>> BEGIN RECORDS

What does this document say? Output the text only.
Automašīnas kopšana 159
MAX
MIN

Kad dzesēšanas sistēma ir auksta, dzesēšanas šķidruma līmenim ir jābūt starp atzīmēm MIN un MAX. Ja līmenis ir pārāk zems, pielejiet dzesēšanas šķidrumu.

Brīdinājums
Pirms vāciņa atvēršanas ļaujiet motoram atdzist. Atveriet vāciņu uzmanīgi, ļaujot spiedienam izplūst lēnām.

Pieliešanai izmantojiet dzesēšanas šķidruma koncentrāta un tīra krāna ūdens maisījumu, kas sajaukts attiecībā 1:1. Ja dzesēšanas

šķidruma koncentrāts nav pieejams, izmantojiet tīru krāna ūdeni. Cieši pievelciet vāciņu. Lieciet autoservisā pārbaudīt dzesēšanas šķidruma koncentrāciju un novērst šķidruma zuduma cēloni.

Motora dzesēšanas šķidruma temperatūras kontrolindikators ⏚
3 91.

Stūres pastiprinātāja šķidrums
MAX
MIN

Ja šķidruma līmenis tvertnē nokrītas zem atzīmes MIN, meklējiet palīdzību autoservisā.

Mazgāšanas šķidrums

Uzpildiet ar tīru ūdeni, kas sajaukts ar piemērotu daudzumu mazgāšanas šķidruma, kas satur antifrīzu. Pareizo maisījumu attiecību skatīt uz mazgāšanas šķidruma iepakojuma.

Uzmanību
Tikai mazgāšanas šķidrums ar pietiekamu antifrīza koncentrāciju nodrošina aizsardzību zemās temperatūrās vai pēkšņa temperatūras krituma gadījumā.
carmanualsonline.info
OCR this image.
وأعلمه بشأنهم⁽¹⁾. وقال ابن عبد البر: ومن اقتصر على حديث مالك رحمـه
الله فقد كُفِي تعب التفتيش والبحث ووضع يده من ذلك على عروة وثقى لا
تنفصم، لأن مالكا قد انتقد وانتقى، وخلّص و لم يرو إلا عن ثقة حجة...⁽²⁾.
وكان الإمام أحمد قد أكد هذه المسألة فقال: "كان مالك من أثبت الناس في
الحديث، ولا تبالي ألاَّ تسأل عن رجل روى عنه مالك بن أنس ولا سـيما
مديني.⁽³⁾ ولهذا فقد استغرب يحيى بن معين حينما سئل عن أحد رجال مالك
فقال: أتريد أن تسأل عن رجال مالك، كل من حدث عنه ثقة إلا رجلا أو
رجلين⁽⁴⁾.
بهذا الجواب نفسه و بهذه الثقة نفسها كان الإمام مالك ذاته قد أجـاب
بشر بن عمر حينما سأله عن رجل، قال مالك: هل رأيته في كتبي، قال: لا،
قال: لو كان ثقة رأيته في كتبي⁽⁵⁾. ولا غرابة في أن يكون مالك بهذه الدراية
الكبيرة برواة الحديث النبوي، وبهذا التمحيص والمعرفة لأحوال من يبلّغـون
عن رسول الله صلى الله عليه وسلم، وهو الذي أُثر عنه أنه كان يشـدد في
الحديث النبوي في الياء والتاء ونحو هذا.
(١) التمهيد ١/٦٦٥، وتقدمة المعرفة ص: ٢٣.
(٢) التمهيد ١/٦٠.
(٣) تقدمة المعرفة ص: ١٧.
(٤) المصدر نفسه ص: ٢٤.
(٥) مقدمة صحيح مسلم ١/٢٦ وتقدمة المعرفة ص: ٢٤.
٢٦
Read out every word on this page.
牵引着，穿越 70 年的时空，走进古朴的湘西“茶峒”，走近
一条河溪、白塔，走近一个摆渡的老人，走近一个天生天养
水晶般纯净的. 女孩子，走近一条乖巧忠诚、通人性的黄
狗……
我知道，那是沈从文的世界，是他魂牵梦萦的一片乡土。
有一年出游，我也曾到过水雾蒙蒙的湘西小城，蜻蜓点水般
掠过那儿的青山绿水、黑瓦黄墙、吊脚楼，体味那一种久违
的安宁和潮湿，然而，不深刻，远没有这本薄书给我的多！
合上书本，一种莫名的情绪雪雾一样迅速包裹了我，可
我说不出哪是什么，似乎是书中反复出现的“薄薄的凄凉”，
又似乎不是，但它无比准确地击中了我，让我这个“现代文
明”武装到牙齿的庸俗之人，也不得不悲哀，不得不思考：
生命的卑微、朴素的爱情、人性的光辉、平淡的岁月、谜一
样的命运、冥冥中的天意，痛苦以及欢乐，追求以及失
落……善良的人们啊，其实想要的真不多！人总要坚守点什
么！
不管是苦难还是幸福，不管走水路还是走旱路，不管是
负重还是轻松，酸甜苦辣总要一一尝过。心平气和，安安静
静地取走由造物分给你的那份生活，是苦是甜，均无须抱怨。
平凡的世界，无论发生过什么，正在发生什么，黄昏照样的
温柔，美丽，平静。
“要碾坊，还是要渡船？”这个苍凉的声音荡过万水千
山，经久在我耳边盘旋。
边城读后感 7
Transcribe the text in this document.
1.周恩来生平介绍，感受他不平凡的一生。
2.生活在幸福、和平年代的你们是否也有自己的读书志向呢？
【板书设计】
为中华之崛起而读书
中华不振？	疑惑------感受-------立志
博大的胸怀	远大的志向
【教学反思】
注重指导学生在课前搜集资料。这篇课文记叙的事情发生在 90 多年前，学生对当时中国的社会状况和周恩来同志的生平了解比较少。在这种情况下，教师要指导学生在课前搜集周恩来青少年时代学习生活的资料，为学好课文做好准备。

>> END RECORDS

AIM OF THE TASK: Copy each line of the listing that includes "فقال".

EXERCISE SOLUTION:
وكان الإمام أحمد قد أكد هذه المسألة فقال: "كان مالك من أثبت الناس في
فقال: أتريد أن تسأل عن رجال مالك، كل من حدث عنه ثقة إلا رجلا أو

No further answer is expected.